GOAL: Count the lines containing "switch". Give the number alone.
======
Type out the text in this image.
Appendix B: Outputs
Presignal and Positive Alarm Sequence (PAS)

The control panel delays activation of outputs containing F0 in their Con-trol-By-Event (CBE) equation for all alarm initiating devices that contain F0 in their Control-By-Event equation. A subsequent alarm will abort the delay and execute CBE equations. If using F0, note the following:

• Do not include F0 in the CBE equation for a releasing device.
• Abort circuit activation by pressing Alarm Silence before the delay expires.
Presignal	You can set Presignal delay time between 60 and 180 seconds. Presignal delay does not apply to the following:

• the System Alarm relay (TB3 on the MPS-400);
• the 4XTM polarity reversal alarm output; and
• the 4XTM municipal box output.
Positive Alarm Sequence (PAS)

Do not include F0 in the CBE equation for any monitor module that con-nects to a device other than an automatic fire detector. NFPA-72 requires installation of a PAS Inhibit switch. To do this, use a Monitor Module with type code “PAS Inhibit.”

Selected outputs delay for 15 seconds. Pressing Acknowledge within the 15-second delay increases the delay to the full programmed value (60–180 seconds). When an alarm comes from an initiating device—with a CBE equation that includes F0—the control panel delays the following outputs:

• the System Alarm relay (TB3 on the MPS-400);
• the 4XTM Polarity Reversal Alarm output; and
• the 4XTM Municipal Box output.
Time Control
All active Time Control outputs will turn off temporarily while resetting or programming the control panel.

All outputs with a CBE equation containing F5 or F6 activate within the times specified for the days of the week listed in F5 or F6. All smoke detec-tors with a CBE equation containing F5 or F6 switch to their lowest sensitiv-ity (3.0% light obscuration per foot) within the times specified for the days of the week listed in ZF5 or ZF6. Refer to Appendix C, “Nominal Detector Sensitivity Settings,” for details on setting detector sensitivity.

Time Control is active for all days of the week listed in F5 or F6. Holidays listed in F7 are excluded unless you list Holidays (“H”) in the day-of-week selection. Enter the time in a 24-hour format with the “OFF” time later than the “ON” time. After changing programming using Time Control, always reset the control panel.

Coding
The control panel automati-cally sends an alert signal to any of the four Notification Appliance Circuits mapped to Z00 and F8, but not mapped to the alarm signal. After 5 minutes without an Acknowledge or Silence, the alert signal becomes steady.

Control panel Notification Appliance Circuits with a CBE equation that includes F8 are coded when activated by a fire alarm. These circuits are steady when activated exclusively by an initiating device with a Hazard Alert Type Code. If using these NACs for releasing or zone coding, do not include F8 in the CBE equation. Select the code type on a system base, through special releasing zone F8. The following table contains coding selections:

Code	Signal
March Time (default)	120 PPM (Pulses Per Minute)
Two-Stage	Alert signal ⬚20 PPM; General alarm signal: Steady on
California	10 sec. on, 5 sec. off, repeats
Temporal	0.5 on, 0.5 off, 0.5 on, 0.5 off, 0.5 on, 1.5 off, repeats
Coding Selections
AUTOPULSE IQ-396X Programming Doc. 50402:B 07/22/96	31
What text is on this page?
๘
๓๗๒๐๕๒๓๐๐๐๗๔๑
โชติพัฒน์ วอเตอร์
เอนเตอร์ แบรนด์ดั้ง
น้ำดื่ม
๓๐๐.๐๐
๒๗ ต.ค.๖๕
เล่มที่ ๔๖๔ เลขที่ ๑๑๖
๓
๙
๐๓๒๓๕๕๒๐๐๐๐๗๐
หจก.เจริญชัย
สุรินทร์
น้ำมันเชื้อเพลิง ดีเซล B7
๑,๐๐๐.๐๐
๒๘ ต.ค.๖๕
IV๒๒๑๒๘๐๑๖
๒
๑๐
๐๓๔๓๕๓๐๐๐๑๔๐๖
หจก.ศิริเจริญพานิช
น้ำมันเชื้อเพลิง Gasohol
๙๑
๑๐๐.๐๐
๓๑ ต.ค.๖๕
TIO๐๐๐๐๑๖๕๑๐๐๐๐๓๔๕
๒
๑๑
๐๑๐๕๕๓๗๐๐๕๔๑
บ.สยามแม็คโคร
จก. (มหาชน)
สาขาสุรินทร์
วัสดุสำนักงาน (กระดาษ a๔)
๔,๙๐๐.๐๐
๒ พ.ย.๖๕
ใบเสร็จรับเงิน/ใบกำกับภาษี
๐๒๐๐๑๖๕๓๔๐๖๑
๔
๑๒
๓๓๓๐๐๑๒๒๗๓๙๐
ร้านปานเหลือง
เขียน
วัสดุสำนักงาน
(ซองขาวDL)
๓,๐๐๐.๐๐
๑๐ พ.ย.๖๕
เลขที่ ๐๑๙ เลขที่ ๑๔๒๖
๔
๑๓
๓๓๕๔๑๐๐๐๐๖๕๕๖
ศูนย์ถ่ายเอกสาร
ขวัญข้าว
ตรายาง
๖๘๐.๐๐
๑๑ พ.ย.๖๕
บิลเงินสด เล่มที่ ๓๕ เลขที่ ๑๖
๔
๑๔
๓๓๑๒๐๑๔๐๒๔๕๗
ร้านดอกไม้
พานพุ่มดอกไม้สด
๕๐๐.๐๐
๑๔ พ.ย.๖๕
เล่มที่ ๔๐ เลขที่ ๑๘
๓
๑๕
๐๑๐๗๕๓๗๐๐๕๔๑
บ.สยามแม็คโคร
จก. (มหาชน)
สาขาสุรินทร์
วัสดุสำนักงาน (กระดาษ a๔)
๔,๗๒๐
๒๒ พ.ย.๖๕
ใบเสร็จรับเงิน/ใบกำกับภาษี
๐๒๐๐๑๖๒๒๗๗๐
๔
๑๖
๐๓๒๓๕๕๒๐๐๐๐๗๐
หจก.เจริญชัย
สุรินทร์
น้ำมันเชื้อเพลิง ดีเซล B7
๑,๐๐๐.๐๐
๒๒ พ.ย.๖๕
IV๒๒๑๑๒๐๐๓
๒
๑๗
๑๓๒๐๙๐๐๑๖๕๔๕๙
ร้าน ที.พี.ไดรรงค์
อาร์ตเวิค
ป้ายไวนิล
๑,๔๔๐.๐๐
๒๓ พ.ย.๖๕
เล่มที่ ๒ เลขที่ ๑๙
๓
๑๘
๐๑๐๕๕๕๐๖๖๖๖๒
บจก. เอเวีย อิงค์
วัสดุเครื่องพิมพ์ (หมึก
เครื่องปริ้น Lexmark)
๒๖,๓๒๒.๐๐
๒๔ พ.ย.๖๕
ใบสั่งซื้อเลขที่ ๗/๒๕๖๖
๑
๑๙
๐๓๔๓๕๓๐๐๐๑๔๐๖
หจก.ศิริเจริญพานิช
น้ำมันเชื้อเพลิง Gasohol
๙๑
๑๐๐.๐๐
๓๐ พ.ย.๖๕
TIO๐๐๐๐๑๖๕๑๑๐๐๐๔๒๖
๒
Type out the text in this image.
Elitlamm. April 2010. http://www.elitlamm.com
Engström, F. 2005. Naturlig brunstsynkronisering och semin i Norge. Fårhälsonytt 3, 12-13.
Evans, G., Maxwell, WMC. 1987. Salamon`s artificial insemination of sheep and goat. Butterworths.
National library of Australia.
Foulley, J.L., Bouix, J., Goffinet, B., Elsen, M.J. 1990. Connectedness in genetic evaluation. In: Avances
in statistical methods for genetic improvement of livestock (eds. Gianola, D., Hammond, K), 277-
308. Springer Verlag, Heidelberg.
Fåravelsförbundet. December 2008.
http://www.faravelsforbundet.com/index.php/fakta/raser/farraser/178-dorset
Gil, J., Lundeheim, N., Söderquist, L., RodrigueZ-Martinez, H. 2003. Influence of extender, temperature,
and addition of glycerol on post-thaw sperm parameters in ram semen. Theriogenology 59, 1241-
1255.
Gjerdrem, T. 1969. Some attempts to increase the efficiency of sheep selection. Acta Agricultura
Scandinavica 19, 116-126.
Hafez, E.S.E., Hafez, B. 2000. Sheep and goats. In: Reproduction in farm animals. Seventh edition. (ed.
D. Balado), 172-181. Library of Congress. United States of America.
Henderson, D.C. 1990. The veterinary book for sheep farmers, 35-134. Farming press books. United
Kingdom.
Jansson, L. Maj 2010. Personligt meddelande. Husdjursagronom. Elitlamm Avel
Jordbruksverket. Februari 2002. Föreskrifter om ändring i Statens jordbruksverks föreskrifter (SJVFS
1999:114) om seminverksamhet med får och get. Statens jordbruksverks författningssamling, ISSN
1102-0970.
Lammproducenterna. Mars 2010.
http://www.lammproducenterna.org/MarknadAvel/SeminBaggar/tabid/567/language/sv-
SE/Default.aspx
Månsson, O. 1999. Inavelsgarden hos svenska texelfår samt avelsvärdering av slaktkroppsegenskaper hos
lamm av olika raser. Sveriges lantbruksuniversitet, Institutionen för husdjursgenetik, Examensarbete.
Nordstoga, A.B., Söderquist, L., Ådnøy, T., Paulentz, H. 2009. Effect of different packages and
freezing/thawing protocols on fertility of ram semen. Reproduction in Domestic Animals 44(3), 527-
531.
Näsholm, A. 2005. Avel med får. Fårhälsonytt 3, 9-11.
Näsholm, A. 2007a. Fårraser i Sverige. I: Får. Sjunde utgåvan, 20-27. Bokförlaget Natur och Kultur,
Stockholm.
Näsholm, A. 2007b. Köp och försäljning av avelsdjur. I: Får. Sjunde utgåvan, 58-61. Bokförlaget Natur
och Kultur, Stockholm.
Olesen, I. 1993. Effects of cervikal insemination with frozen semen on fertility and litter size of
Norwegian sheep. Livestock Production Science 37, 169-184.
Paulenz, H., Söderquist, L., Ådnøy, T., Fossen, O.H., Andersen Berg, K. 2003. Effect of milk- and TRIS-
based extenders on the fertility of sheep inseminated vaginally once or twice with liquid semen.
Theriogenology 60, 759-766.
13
======
EXPECTED ANSWER: 2